### [Actions to take]
- 1) Duplicate the cheetah muscle passage from "We had the opportunity" up to and including "contractile filaments themselves.".
- 2) In the cheetah muscle passage, fibres from which animal were used for comparison with the cheetah fibres?
- 3) What comes next in the cheetah muscle passage? Write a continuation that follows its final sentence.

### [Page text]
====

We had the opportunity to obtain post-mortem cheetah muscle fibres from a captive animal and have measured their power output while shortening under different loads. The aim was to investigate whether the maximum power was large compared with that of muscle from an animal that is less specialized for running speed; for this comparison, experiments were done on fast-twitch fibres from rabbit. Skinned muscle fibres were used for two reasons: their power output could be measured after the unavoidable delay between collecting cheetah samples and testing them, and skinned fibres allow comparison of power output of the contractile filaments themselves.

Cheetah and rabbit fibres contracted under identical conditions of activation, temperature and movement pattern. To activate the fibres we used the temperature-jump method (Bershitsky and Tsaturyan, 1989), which reliably produces repeated contractions at temperatures closer to in vivo temperature than those conventionally used with Ca2+ activation of skinned fibres. We found that under the conditions used here, notably 20°C and constant velocity shortening, the cheetah fast-twitch fibres did not produce higher power than rabbit fast-twitch fibres. The results suggest that either the superior locomotor performance of the cheetah is due to factors other than the contractile filament function itself, or that if there is a difference in contractile filament power output in vivo, the difference does not exist under the conditions used here. More in vivo-like conditions that could be explored include higher temperature, submaximal activation, and/or a more life-like pattern of movement.

====

### [Excerpted records]
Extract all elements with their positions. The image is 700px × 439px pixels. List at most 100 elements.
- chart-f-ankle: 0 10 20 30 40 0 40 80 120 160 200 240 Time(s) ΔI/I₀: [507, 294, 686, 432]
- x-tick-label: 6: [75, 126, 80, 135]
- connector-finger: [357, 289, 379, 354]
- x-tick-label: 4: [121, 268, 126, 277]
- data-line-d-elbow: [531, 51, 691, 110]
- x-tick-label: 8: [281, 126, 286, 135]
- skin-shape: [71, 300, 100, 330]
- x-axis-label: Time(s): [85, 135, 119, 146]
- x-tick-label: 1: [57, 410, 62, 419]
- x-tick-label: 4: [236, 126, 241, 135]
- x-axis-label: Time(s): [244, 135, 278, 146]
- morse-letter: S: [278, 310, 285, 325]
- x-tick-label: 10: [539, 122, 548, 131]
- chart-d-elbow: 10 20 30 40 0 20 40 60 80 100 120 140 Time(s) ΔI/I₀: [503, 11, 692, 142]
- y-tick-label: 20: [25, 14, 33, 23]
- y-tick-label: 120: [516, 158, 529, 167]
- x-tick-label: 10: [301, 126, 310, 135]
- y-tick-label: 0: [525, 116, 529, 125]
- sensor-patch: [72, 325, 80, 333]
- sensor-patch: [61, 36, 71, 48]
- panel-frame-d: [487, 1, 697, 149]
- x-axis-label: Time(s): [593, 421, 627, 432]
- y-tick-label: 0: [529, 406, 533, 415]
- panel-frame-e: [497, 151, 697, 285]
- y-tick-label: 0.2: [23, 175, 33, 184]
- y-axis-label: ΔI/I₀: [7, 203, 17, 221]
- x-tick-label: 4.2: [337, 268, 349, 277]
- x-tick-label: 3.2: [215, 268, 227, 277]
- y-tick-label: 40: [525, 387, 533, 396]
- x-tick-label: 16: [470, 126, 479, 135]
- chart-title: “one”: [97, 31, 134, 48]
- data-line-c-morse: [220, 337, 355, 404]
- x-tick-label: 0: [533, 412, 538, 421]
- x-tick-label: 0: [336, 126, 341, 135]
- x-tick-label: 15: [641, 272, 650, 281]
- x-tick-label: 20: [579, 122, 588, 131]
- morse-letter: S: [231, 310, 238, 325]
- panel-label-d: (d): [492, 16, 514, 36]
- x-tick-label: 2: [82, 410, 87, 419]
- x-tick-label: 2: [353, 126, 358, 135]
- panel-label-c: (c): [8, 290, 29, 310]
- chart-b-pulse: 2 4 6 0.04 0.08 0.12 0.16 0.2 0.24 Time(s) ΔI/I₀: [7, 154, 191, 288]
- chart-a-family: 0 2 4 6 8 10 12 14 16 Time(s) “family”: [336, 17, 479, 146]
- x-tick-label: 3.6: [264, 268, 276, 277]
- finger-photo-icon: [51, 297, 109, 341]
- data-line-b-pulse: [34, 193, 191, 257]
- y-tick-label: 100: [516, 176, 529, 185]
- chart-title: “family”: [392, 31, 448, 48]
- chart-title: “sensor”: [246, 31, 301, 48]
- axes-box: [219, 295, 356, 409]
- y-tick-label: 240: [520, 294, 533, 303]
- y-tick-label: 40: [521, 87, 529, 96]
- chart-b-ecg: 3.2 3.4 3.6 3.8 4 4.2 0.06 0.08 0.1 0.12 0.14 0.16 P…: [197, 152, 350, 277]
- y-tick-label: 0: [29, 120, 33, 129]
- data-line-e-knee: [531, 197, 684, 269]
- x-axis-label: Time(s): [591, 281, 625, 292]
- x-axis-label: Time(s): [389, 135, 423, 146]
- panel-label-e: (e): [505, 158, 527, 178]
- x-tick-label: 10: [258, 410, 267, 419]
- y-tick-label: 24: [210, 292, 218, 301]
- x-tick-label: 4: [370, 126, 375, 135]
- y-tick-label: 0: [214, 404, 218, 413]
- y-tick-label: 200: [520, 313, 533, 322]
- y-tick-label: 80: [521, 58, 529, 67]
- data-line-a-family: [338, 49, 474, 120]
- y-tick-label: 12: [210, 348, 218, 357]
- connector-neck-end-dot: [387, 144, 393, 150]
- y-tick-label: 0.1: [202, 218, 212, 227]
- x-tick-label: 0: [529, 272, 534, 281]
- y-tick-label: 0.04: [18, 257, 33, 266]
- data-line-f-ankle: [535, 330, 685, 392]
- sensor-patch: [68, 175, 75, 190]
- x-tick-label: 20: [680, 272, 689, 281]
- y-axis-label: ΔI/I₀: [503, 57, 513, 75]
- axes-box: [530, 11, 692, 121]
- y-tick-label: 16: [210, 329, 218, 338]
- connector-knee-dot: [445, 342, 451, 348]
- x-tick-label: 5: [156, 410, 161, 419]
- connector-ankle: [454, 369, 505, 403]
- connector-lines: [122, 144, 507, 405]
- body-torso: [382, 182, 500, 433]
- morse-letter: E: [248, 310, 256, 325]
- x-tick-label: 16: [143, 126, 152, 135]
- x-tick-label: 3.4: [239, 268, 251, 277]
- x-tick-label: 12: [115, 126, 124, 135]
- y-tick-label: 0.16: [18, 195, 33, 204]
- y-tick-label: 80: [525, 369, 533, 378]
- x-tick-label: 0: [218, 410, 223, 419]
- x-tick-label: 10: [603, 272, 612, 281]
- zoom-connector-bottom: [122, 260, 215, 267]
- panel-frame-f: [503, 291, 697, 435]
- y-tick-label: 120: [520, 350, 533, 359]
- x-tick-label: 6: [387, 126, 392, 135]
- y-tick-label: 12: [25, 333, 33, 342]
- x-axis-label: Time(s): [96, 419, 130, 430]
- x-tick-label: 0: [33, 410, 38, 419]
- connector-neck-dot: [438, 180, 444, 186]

====

### [Response list]
- 1)
We had the opportunity to obtain post-mortem cheetah muscle fibres from a captive animal and have measured their power output while shortening under different loads. The aim was to investigate whether the maximum power was large compared with that of muscle from an animal that is less specialized for running speed; for this comparison, experiments were done on fast-twitch fibres from rabbit. Skinned muscle fibres were used for two reasons: their power output could be measured after the unavoidable delay between collecting cheetah samples and testing them, and skinned fibres allow comparison of power output of the contractile filaments themselves.

- 2) Fast-twitch fibres from rabbit.

- 3)
MATERIALS AND METHODS

Muscle fibre preparation and storage

A captive cheetah (male, age 6.5 years, mass 41 kg), with probable renal failure, was euthanized at the Royal Veterinary College with an overdose of barbiturates. It was a mature, but not aged animal. Bundles of skeletal muscle fibres (10 mm in diameter, 40–50 mm long) were dissected from the gluteus medius, semitendinosus and longissimus muscles. Functionally, gluteus medius is a hip extensor, semitendinosus is a hip extensor and knee flexor (Hudson et al., 2011) and longissimus extends the spine. Fibres were also obtained from the psoas muscles of two female New Zealand White rabbits as previously described (He et al., 1999).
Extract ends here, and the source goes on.